### Teks Kutipan ###

Dalam shalat berjama’ah, maka
ketika imam mengucapkan « Sami’alloohu liman hamidah », maka makmum
mengikutinya dengan ucapan « Robbanaa lakal-hamdu » (atau yang lain sebagaimana
di atas).
·
Setelah ucapan « Robbanaa lakal-hamdu » (atau
yang semisal di atas), maka disunnahkan untuk menambah dengan ucapan:
مِلْءَ السَّمَاوَاتِ وَمِلْءَ اْلأَرْضِ وَمِلْءَ
مَا شِئْتَ مِنْ شَيْءٍ بَعْدُ
Mil-as samaawaati wa mil-al
ardli wa mil-a maa syi’ta min syain ba’du
"Sepenuh langit dan sepenuh bumi, dan sepenuh apa yang Engkau
kehendaki sesudah itu" [HR. Muslim no. 476].

### Data yang Disediakan ###

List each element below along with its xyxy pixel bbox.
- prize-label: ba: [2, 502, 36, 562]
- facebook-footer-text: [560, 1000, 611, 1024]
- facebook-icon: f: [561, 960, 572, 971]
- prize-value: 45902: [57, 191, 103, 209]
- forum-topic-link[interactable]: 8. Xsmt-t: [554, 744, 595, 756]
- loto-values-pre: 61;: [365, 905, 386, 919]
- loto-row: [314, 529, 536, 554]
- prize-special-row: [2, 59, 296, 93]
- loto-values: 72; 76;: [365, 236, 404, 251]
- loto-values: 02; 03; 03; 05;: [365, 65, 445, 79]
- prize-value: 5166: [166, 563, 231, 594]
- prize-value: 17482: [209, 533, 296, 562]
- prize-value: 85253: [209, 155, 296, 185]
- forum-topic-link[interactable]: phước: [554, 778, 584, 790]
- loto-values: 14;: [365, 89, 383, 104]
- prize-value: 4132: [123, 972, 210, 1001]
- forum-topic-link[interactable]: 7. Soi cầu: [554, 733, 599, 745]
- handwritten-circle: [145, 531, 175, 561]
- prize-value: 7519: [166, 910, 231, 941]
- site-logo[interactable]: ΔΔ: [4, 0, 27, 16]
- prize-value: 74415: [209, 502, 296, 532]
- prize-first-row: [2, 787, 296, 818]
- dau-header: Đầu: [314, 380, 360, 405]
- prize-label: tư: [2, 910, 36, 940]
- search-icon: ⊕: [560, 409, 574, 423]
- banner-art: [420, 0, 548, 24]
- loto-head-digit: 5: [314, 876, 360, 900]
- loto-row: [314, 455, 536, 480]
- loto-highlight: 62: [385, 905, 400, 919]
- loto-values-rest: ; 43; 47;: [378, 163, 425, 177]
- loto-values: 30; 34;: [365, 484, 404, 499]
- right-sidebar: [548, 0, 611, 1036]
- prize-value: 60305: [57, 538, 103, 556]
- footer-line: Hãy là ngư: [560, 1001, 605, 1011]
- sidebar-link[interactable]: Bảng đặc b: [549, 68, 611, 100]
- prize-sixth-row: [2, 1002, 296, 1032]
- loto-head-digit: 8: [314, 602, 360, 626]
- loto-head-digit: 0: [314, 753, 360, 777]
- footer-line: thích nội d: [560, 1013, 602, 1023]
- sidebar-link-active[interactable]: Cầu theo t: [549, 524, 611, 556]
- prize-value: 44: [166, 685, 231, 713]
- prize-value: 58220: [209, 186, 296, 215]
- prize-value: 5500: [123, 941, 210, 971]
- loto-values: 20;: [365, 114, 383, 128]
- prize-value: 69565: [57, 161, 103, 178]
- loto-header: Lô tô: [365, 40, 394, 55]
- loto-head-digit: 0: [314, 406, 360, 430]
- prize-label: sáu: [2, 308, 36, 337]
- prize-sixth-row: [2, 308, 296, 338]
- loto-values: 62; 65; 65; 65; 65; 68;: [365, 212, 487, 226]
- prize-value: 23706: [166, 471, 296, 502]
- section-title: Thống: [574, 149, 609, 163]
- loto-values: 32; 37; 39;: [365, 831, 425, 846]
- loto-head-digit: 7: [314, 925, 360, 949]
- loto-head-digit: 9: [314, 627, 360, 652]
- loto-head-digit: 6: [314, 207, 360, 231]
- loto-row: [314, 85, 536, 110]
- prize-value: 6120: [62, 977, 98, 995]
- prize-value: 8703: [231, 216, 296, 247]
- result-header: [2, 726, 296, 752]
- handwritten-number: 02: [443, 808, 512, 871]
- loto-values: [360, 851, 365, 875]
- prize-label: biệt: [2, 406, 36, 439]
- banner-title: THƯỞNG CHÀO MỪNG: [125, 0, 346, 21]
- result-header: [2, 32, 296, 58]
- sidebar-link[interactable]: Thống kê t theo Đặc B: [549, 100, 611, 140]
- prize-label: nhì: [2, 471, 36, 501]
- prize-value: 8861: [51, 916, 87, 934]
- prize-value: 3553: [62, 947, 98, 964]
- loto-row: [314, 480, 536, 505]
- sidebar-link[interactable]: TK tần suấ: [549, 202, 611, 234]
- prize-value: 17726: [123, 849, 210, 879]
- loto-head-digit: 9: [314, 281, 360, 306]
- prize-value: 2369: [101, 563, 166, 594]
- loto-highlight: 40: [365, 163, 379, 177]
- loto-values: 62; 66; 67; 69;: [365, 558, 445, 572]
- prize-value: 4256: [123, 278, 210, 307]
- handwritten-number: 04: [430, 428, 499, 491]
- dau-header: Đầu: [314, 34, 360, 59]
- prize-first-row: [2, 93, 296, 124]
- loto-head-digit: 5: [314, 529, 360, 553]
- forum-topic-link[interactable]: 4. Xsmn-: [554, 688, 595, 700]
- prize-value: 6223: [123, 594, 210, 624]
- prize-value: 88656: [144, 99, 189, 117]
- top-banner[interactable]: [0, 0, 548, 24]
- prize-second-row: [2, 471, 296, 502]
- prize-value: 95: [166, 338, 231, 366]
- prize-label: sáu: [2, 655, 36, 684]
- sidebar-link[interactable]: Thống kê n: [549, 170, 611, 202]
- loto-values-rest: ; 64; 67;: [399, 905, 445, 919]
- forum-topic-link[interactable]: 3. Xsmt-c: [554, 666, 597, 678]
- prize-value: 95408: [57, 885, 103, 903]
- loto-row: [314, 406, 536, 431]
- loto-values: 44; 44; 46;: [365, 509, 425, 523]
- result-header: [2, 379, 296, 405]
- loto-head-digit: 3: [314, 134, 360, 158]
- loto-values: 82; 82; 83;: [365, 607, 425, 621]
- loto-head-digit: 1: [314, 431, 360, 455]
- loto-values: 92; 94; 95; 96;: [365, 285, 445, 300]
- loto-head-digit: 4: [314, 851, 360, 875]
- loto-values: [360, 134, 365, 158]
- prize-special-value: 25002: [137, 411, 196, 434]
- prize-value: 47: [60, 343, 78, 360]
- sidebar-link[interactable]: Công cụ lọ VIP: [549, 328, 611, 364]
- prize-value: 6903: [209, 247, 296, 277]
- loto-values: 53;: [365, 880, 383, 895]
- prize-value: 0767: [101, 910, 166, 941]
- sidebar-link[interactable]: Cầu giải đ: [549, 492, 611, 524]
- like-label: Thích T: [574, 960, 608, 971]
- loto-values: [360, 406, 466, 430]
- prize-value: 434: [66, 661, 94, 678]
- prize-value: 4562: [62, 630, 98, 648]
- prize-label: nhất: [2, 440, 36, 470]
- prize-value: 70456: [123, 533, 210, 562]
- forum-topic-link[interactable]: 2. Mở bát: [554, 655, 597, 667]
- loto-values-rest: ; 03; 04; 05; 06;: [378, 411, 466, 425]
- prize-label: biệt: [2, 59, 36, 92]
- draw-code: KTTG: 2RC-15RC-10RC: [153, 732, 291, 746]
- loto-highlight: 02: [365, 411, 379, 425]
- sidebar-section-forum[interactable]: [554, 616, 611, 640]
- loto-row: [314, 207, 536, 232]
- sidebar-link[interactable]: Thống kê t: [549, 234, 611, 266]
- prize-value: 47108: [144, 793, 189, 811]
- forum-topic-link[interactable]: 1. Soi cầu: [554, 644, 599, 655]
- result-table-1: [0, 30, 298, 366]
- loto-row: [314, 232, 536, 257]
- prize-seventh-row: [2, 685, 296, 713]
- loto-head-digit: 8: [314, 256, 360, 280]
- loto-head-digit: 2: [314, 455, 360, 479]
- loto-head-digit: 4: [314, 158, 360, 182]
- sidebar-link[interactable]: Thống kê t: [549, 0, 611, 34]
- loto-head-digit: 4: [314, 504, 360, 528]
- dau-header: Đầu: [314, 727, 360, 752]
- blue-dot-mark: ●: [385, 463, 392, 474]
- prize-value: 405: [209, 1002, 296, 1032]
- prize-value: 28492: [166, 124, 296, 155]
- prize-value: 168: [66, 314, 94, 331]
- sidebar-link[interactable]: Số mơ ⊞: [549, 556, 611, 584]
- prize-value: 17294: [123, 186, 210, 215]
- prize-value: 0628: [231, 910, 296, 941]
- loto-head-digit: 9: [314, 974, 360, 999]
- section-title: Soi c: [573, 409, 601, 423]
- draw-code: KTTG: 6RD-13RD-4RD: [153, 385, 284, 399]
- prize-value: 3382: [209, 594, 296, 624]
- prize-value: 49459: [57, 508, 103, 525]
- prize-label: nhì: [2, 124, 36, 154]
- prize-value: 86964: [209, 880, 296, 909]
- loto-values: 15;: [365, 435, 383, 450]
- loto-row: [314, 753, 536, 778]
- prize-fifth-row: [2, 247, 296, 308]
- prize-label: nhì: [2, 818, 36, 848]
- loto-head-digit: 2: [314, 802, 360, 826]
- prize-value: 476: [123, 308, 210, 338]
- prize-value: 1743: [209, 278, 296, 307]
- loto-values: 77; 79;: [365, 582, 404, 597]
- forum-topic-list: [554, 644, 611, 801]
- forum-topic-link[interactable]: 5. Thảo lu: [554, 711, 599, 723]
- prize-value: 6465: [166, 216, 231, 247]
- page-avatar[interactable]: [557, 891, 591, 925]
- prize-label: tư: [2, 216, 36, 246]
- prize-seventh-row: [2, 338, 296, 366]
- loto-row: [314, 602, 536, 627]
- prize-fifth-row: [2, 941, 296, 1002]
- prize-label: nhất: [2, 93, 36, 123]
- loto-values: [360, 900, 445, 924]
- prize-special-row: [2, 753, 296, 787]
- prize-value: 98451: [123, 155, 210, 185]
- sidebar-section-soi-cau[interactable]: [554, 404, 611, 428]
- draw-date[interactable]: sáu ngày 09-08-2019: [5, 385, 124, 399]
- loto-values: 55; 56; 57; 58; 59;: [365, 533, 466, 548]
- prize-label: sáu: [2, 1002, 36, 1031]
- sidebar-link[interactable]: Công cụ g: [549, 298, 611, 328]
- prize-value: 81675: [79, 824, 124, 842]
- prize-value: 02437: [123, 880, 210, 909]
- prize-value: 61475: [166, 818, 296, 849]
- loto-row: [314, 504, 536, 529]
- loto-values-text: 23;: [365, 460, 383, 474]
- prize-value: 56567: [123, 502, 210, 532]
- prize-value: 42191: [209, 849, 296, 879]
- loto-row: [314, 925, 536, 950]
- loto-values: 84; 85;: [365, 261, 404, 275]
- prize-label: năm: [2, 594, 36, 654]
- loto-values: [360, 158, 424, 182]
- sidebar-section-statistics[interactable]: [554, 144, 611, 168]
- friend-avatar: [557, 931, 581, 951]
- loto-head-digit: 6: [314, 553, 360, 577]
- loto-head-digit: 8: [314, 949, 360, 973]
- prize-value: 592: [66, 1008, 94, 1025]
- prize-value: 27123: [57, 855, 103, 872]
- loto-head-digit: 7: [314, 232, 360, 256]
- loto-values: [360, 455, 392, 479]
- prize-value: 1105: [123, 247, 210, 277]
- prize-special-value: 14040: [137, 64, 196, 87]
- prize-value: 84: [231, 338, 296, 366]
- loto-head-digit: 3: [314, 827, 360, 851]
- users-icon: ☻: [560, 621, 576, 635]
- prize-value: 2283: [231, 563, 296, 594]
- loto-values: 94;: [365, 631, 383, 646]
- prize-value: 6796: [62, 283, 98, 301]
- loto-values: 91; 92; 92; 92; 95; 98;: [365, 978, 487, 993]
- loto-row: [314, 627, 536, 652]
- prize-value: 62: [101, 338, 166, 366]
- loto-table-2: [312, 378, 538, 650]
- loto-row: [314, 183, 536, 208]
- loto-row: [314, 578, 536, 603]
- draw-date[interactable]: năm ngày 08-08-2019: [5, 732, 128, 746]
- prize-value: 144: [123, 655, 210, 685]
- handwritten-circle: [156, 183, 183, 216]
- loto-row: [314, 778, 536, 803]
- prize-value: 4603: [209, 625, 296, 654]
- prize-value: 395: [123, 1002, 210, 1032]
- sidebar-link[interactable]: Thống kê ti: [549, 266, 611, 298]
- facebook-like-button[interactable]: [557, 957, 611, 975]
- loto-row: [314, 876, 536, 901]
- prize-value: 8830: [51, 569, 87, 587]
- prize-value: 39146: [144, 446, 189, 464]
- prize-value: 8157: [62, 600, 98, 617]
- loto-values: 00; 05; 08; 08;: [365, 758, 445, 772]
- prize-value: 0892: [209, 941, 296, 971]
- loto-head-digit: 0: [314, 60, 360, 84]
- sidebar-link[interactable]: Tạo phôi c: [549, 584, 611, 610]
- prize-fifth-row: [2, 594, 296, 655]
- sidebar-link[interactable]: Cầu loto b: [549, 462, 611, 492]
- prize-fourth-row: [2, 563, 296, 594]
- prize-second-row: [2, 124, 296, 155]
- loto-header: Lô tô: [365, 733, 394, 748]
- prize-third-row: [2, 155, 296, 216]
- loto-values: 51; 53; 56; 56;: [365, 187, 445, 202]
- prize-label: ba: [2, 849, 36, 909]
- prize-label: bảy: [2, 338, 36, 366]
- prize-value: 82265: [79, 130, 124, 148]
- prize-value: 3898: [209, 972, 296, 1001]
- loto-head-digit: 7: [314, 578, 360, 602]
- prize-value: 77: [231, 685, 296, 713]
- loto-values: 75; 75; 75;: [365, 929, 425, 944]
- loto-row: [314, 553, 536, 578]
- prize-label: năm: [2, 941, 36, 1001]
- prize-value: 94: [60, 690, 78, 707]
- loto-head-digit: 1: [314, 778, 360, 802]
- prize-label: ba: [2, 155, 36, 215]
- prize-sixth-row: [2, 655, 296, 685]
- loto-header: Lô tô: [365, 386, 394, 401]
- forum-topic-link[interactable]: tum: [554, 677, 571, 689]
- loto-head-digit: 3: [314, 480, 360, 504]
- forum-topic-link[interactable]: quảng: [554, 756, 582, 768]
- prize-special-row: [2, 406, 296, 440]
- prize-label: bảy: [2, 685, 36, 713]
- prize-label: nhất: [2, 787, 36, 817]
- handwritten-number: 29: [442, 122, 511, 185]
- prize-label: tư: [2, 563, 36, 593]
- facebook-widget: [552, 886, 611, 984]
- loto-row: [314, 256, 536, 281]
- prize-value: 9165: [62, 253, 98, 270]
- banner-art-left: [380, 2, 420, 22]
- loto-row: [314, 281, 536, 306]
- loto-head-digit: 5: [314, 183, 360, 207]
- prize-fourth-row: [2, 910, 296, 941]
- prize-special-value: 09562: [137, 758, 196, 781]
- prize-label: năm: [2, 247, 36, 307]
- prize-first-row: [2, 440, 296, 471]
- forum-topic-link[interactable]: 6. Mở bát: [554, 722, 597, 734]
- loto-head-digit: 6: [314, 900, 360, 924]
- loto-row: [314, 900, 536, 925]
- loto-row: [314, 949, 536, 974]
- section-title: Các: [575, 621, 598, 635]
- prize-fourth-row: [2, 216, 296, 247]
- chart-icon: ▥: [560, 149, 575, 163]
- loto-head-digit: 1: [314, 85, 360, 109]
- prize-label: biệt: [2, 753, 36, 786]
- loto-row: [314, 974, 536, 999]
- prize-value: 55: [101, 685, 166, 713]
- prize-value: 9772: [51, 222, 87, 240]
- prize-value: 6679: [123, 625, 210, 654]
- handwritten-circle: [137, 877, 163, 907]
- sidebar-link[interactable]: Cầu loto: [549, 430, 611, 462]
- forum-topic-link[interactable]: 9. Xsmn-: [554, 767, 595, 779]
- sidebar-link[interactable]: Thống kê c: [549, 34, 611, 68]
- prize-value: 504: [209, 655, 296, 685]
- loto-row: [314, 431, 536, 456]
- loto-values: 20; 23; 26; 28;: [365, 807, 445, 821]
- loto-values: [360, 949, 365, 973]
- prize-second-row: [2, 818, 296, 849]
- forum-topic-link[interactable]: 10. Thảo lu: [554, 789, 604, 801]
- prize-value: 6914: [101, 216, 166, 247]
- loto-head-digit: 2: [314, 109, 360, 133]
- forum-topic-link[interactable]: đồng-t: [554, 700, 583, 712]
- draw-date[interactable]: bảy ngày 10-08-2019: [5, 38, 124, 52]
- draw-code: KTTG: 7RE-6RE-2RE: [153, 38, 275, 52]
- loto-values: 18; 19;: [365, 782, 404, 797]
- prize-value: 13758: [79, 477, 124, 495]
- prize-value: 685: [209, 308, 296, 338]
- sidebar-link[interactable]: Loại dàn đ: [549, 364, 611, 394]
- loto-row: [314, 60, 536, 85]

###

## Soal Latihan 1
Salinlah bagian teks tentang bacaan dalam shalat berjama’ah di antara "Dalam shalat berjama’ah, maka" dan "Muslim no. 476].", termasuk kedua bagian tersebut.
## Soal Latihan 2
Jawablah pertanyaan berikut berdasarkan teks tentang bacaan dalam shalat berjama’ah.
(a) Dengan ucapan apa makmum mengikuti imam yang mengucapkan « Sami’alloohu liman hamidah »?
(b) Apa arti ucapan tambahan yang disunnahkan setelah « Robbanaa lakal-hamdu »?
(c) Riwayat hadis apa beserta nomornya yang dicantumkan sebagai sumber ucapan tambahan itu?
## Soal Latihan 3
Lanjutkan teks tentang bacaan dalam shalat berjama’ah, dimulai sesudah kalimat terakhir yang tercantum.

## Hasil Latihan 1
Dalam shalat berjama’ah, maka
ketika imam mengucapkan « Sami’alloohu liman hamidah », maka makmum
mengikutinya dengan ucapan « Robbanaa lakal-hamdu » (atau yang lain sebagaimana
di atas).
·
Setelah ucapan « Robbanaa lakal-hamdu » (atau
yang semisal di atas), maka disunnahkan untuk menambah dengan ucapan:
مِلْءَ السَّمَاوَاتِ وَمِلْءَ اْلأَرْضِ وَمِلْءَ
مَا شِئْتَ مِنْ شَيْءٍ بَعْدُ
Mil-as samaawaati wa mil-al
ardli wa mil-a maa syi’ta min syain ba’du
"Sepenuh langit dan sepenuh bumi, dan sepenuh apa yang Engkau
kehendaki sesudah itu" [HR. Muslim no. 476].

## Hasil Latihan 2
(a) Makmum mengikutinya dengan ucapan « Robbanaa lakal-hamdu » (atau yang lain sebagaimana di atas).
(b) "Sepenuh langit dan sepenuh bumi, dan sepenuh apa yang Engkau kehendaki sesudah itu."
(c) HR. Muslim no. 476.

## Hasil Latihan 3
·
Posisi tangan ketika berdiri i’tidal adalah bersedekap di dada menurut pendapat yang paling
kuat. Hal itu berdasarkan keumuman hadits :
كان الناس يؤمرون أن يضع الرجل اليد اليمنى على
ذراعه اليسرى في الصلاة
“Adalah para shahabat diperintahkan (oleh Nabi shallallaahu ‘alaihi wasallam) bahwa
seseorang agar meletakkan tangan kanannya di atas hasta kirinya dalam shalat” [HR. Al-Bukhari no. 707 dari Sahl bin
Sa’d radliyallaahu ‘anhu].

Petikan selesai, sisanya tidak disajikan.